— Start TASK DATA —

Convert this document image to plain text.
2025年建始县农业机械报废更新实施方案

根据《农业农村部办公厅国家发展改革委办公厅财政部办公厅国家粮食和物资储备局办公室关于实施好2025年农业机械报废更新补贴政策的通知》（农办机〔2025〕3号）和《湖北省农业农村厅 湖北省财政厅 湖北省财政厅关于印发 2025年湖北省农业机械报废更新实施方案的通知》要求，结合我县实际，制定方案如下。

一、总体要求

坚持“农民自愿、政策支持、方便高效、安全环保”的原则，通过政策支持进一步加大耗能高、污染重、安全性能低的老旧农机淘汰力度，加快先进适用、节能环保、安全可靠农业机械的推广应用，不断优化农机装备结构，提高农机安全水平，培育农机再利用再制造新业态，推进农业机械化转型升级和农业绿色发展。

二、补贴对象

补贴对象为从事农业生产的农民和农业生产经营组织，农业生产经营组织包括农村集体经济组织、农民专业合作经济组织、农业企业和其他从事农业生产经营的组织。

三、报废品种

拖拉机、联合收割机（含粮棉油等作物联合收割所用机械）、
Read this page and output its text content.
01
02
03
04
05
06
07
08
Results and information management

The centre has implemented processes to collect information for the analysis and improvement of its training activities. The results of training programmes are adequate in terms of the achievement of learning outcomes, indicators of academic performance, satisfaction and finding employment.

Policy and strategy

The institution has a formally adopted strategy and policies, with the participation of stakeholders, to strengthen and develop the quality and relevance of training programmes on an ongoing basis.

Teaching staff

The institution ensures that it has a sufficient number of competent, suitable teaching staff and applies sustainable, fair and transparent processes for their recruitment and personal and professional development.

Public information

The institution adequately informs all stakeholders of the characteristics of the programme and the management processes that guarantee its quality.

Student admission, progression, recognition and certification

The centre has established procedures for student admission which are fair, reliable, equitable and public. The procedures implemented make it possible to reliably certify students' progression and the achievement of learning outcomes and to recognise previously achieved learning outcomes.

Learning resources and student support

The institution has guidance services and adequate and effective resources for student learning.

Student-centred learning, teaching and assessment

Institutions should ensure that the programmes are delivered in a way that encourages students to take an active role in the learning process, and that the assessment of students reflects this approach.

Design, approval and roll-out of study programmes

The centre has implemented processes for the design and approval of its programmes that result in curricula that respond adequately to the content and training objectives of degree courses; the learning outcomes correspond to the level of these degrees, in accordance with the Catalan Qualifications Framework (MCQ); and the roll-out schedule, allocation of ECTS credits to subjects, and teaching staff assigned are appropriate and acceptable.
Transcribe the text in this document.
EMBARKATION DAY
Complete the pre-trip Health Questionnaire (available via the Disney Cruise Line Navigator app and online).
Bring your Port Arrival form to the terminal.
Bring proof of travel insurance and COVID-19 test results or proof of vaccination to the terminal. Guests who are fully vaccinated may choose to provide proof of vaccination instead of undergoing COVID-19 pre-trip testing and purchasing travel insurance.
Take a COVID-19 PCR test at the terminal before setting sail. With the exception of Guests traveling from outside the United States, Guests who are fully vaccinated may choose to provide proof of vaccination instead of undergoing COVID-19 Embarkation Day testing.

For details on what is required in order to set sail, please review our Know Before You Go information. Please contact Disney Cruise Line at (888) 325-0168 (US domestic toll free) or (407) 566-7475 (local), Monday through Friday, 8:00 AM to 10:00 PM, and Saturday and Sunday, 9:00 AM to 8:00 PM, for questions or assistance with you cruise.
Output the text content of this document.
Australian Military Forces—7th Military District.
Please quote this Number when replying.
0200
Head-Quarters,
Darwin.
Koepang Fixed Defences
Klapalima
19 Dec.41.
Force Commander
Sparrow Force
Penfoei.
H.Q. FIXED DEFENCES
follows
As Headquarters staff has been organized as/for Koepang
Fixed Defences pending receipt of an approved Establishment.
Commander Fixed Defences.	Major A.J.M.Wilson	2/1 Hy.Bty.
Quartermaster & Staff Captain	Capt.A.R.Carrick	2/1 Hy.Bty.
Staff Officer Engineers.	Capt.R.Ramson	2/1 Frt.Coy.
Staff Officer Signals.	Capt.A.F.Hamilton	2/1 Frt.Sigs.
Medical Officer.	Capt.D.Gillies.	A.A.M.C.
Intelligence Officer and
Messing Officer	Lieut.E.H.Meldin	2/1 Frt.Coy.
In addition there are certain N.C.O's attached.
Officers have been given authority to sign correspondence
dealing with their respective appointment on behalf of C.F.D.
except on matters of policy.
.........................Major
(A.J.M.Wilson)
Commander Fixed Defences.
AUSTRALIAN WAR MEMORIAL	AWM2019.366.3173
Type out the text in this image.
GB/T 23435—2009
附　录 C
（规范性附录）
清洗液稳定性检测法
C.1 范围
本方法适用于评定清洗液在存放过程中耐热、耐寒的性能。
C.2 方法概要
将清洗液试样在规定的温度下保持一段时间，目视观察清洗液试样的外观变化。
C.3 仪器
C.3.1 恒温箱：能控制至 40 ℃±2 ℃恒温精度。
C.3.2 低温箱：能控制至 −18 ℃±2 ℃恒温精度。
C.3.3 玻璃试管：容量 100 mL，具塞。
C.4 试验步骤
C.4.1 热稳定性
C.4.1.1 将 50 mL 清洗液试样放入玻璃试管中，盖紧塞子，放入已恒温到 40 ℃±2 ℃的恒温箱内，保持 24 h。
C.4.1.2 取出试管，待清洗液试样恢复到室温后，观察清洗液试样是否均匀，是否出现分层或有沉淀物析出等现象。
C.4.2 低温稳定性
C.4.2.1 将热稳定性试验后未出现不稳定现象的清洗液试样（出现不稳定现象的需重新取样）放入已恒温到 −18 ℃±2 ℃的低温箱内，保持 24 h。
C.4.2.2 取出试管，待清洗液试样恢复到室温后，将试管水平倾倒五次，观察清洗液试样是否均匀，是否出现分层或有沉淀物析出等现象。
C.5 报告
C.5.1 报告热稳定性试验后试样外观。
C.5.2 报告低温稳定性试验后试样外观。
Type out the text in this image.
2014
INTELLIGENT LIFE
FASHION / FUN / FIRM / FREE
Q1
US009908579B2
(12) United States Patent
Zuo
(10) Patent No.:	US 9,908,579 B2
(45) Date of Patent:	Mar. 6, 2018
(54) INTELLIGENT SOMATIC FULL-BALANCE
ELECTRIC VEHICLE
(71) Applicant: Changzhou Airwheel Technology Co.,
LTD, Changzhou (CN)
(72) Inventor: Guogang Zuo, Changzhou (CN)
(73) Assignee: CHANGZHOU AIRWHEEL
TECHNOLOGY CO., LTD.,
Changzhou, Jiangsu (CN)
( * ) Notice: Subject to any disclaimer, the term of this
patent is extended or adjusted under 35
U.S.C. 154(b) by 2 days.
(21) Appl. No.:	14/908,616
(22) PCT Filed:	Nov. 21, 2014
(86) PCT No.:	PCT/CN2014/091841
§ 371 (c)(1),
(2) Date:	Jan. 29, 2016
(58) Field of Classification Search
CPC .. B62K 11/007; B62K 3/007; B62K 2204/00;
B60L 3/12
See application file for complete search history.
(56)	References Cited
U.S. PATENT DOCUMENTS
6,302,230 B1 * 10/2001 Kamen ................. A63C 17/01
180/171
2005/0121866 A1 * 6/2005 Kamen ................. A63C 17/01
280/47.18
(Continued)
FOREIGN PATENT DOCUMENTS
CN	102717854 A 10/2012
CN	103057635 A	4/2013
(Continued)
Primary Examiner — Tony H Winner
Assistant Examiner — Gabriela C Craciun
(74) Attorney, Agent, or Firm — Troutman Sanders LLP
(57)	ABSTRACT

— End TASK DATA —

WRITTEN INSTRUCTION -> Identify which lines contain the word "implemented" and copy each one.

EXPECTED ANSWER ->
The centre has implemented processes to collect information for the analysis and improvement of its training activities. The results of training programmes are adequate in terms of the achievement of learning outcomes, indicators of academic performance, satisfaction and finding employment.
The centre has established procedures for student admission which are fair, reliable, equitable and public. The procedures implemented make it possible to reliably certify students' progression and the achievement of learning outcomes and to recognise previously achieved learning outcomes.
The centre has implemented processes for the design and approval of its programmes that result in curricula that respond adequately to the content and training objectives of degree courses; the learning outcomes correspond to the level of these degrees, in accordance with the Catalan Qualifications Framework (MCQ); and the roll-out schedule, allocation of ECTS credits to subjects, and teaching staff assigned are appropriate and acceptable.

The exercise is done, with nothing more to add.